[Collected data entries]
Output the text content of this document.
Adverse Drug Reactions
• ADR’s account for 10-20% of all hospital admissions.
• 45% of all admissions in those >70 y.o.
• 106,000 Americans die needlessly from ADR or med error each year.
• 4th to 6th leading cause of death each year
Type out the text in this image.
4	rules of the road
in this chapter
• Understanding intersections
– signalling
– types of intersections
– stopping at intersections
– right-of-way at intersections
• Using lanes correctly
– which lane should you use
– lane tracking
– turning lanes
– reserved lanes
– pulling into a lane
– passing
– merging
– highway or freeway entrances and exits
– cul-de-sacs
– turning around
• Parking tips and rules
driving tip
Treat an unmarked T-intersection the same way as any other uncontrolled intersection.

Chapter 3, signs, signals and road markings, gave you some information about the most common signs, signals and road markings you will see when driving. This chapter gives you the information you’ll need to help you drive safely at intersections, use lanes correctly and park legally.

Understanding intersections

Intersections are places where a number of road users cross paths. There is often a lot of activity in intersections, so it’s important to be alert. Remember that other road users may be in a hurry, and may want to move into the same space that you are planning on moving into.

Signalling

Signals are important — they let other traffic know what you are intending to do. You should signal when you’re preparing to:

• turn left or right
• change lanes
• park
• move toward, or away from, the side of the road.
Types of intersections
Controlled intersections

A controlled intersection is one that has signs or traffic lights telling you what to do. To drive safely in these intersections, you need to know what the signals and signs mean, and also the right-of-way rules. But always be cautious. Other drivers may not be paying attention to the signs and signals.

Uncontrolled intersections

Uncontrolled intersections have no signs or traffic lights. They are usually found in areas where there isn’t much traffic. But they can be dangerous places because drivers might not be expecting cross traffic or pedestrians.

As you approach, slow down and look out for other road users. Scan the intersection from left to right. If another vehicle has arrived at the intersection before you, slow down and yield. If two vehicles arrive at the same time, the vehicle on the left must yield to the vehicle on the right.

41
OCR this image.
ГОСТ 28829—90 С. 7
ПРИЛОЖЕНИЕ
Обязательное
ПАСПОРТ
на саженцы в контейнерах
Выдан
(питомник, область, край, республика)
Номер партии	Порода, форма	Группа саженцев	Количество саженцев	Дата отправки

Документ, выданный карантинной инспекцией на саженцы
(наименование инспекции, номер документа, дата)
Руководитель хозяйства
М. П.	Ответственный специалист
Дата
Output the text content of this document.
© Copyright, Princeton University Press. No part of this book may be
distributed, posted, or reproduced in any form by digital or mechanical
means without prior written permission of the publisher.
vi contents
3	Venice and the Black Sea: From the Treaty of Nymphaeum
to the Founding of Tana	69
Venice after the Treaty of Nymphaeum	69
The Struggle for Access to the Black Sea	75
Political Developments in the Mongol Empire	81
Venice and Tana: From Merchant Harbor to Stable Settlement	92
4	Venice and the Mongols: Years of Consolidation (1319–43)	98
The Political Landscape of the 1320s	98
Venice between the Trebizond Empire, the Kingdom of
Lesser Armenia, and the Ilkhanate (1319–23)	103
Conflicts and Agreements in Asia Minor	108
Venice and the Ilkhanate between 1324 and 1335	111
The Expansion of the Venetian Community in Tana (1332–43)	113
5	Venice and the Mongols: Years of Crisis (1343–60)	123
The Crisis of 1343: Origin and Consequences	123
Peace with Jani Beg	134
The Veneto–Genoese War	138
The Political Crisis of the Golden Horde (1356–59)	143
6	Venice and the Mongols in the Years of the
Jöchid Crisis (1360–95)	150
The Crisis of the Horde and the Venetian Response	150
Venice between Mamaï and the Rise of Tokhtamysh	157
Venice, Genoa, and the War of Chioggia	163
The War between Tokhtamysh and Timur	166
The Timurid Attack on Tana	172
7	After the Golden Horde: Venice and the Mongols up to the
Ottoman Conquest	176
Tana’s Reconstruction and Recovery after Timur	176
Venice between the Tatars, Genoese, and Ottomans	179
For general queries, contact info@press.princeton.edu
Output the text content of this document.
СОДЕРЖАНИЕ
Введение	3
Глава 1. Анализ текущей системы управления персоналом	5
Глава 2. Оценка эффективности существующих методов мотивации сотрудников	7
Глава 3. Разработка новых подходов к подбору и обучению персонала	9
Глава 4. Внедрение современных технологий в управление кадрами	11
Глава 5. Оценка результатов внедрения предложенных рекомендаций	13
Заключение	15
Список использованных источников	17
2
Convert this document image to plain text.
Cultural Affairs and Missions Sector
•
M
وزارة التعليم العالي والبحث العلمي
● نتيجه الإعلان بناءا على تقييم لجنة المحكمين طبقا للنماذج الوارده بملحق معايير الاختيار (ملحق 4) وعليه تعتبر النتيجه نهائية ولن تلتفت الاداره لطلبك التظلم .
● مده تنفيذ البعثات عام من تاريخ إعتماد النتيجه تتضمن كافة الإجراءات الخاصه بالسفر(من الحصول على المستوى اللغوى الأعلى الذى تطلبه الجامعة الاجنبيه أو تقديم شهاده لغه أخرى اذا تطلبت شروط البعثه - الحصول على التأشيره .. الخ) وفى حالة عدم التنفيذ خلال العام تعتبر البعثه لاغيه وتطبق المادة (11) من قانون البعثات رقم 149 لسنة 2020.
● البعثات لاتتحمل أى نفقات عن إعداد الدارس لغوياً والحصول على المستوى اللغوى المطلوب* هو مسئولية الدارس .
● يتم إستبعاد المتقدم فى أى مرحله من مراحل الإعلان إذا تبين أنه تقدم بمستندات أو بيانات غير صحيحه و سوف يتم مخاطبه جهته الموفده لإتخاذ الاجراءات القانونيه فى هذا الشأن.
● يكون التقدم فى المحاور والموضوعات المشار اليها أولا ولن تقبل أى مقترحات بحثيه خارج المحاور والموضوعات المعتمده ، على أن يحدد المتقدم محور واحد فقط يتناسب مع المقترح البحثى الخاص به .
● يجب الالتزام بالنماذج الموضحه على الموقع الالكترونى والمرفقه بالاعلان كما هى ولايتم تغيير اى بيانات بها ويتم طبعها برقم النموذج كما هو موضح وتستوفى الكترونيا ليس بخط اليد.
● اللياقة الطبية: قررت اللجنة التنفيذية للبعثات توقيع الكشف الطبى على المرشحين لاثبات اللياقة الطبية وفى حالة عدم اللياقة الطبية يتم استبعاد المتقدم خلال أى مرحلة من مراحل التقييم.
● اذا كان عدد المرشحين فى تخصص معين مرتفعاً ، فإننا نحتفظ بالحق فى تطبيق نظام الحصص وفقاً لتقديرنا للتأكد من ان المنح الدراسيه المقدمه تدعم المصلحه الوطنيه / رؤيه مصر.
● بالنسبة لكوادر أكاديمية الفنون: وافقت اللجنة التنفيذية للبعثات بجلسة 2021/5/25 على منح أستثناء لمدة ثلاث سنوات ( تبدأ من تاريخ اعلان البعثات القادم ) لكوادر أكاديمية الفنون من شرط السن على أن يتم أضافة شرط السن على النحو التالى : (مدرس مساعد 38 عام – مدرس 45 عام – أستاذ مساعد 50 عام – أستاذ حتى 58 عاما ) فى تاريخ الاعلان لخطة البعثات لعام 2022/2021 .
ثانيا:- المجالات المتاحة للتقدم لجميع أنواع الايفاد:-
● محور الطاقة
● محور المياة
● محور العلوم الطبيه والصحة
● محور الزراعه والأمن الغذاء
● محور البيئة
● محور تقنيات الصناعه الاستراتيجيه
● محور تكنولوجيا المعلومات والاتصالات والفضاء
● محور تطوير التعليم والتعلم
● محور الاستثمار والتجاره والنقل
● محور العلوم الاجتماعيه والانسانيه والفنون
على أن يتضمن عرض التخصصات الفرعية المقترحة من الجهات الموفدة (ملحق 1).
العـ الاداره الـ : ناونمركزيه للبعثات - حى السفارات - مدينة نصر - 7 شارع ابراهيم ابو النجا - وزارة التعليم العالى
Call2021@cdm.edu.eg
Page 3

[Required task]: Output the listing above without altering a single character.

[Response]:
Output the text content of this document.
Adverse Drug Reactions
• ADR’s account for 10-20% of all hospital admissions.
• 45% of all admissions in those >70 y.o.
• 106,000 Americans die needlessly from ADR or med error each year.
• 4th to 6th leading cause of death each year
Type out the text in this image.
4	rules of the road
in this chapter
• Understanding intersections
– signalling
– types of intersections
– stopping at intersections
– right-of-way at intersections
• Using lanes correctly
– which lane should you use
– lane tracking
– turning lanes
– reserved lanes
– pulling into a lane
– passing
– merging
– highway or freeway entrances and exits
– cul-de-sacs
– turning around
• Parking tips and rules
driving tip
Treat an unmarked T-intersection the same way as any other uncontrolled intersection.

Chapter 3, signs, signals and road markings, gave you some information about the most common signs, signals and road markings you will see when driving. This chapter gives you the information you’ll need to help you drive safely at intersections, use lanes correctly and park legally.

Understanding intersections

Intersections are places where a number of road users cross paths. There is often a lot of activity in intersections, so it’s important to be alert. Remember that other road users may be in a hurry, and may want to move into the same space that you are planning on moving into.

Signalling

Signals are important — they let other traffic know what you are intending to do. You should signal when you’re preparing to:

• turn left or right
• change lanes
• park
• move toward, or away from, the side of the road.
Types of intersections
Controlled intersections

A controlled intersection is one that has signs or traffic lights telling you what to do. To drive safely in these intersections, you need to know what the signals and signs mean, and also the right-of-way rules. But always be cautious. Other drivers may not be paying attention to the signs and signals.

Uncontrolled intersections

Uncontrolled intersections have no signs or traffic lights. They are usually found in areas where there isn’t much traffic. But they can be dangerous places because drivers might not be expecting cross traffic or pedestrians.

As you approach, slow down and look out for other road users. Scan the intersection from left to right. If another vehicle has arrived at the intersection before you, slow down and yield. If two vehicles arrive at the same time, the vehicle on the left must yield to the vehicle on the right.

41
OCR this image.
ГОСТ 28829—90 С. 7
ПРИЛОЖЕНИЕ
Обязательное
ПАСПОРТ
на саженцы в контейнерах
Выдан
(питомник, область, край, республика)
Номер партии	Порода, форма	Группа саженцев	Количество саженцев	Дата отправки

Документ, выданный карантинной инспекцией на саженцы
(наименование инспекции, номер документа, дата)
Руководитель хозяйства
М. П.	Ответственный специалист
Дата
Output the text content of this document.
© Copyright, Princeton University Press. No part of this book may be
distributed, posted, or reproduced in any form by digital or mechanical
means without prior written permission of the publisher.
vi contents
3	Venice and the Black Sea: From the Treaty of Nymphaeum
to the Founding of Tana	69
Venice after the Treaty of Nymphaeum	69
The Struggle for Access to the Black Sea	75
Political Developments in the Mongol Empire	81
Venice and Tana: From Merchant Harbor to Stable Settlement	92
4	Venice and the Mongols: Years of Consolidation (1319–43)	98
The Political Landscape of the 1320s	98
Venice between the Trebizond Empire, the Kingdom of
Lesser Armenia, and the Ilkhanate (1319–23)	103
Conflicts and Agreements in Asia Minor	108
Venice and the Ilkhanate between 1324 and 1335	111
The Expansion of the Venetian Community in Tana (1332–43)	113
5	Venice and the Mongols: Years of Crisis (1343–60)	123
The Crisis of 1343: Origin and Consequences	123
Peace with Jani Beg	134
The Veneto–Genoese War	138
The Political Crisis of the Golden Horde (1356–59)	143
6	Venice and the Mongols in the Years of the
Jöchid Crisis (1360–95)	150
The Crisis of the Horde and the Venetian Response	150
Venice between Mamaï and the Rise of Tokhtamysh	157
Venice, Genoa, and the War of Chioggia	163
The War between Tokhtamysh and Timur	166
The Timurid Attack on Tana	172
7	After the Golden Horde: Venice and the Mongols up to the
Ottoman Conquest	176
Tana’s Reconstruction and Recovery after Timur	176
Venice between the Tatars, Genoese, and Ottomans	179
For general queries, contact info@press.princeton.edu
Output the text content of this document.
СОДЕРЖАНИЕ
Введение	3
Глава 1. Анализ текущей системы управления персоналом	5
Глава 2. Оценка эффективности существующих методов мотивации сотрудников	7
Глава 3. Разработка новых подходов к подбору и обучению персонала	9
Глава 4. Внедрение современных технологий в управление кадрами	11
Глава 5. Оценка результатов внедрения предложенных рекомендаций	13
Заключение	15
Список использованных источников	17
2
Convert this document image to plain text.
Cultural Affairs and Missions Sector
•
M
وزارة التعليم العالي والبحث العلمي
● نتيجه الإعلان بناءا على تقييم لجنة المحكمين طبقا للنماذج الوارده بملحق معايير الاختيار (ملحق 4) وعليه تعتبر النتيجه نهائية ولن تلتفت الاداره لطلبك التظلم .
● مده تنفيذ البعثات عام من تاريخ إعتماد النتيجه تتضمن كافة الإجراءات الخاصه بالسفر(من الحصول على المستوى اللغوى الأعلى الذى تطلبه الجامعة الاجنبيه أو تقديم شهاده لغه أخرى اذا تطلبت شروط البعثه - الحصول على التأشيره .. الخ) وفى حالة عدم التنفيذ خلال العام تعتبر البعثه لاغيه وتطبق المادة (11) من قانون البعثات رقم 149 لسنة 2020.
● البعثات لاتتحمل أى نفقات عن إعداد الدارس لغوياً والحصول على المستوى اللغوى المطلوب* هو مسئولية الدارس .
● يتم إستبعاد المتقدم فى أى مرحله من مراحل الإعلان إذا تبين أنه تقدم بمستندات أو بيانات غير صحيحه و سوف يتم مخاطبه جهته الموفده لإتخاذ الاجراءات القانونيه فى هذا الشأن.
● يكون التقدم فى المحاور والموضوعات المشار اليها أولا ولن تقبل أى مقترحات بحثيه خارج المحاور والموضوعات المعتمده ، على أن يحدد المتقدم محور واحد فقط يتناسب مع المقترح البحثى الخاص به .
● يجب الالتزام بالنماذج الموضحه على الموقع الالكترونى والمرفقه بالاعلان كما هى ولايتم تغيير اى بيانات بها ويتم طبعها برقم النموذج كما هو موضح وتستوفى الكترونيا ليس بخط اليد.
● اللياقة الطبية: قررت اللجنة التنفيذية للبعثات توقيع الكشف الطبى على المرشحين لاثبات اللياقة الطبية وفى حالة عدم اللياقة الطبية يتم استبعاد المتقدم خلال أى مرحلة من مراحل التقييم.
● اذا كان عدد المرشحين فى تخصص معين مرتفعاً ، فإننا نحتفظ بالحق فى تطبيق نظام الحصص وفقاً لتقديرنا للتأكد من ان المنح الدراسيه المقدمه تدعم المصلحه الوطنيه / رؤيه مصر.
● بالنسبة لكوادر أكاديمية الفنون: وافقت اللجنة التنفيذية للبعثات بجلسة 2021/5/25 على منح أستثناء لمدة ثلاث سنوات ( تبدأ من تاريخ اعلان البعثات القادم ) لكوادر أكاديمية الفنون من شرط السن على أن يتم أضافة شرط السن على النحو التالى : (مدرس مساعد 38 عام – مدرس 45 عام – أستاذ مساعد 50 عام – أستاذ حتى 58 عاما ) فى تاريخ الاعلان لخطة البعثات لعام 2022/2021 .
ثانيا:- المجالات المتاحة للتقدم لجميع أنواع الايفاد:-
● محور الطاقة
● محور المياة
● محور العلوم الطبيه والصحة
● محور الزراعه والأمن الغذاء
● محور البيئة
● محور تقنيات الصناعه الاستراتيجيه
● محور تكنولوجيا المعلومات والاتصالات والفضاء
● محور تطوير التعليم والتعلم
● محور الاستثمار والتجاره والنقل
● محور العلوم الاجتماعيه والانسانيه والفنون
على أن يتضمن عرض التخصصات الفرعية المقترحة من الجهات الموفدة (ملحق 1).
العـ الاداره الـ : ناونمركزيه للبعثات - حى السفارات - مدينة نصر - 7 شارع ابراهيم ابو النجا - وزارة التعليم العالى
Call2021@cdm.edu.eg
Page 3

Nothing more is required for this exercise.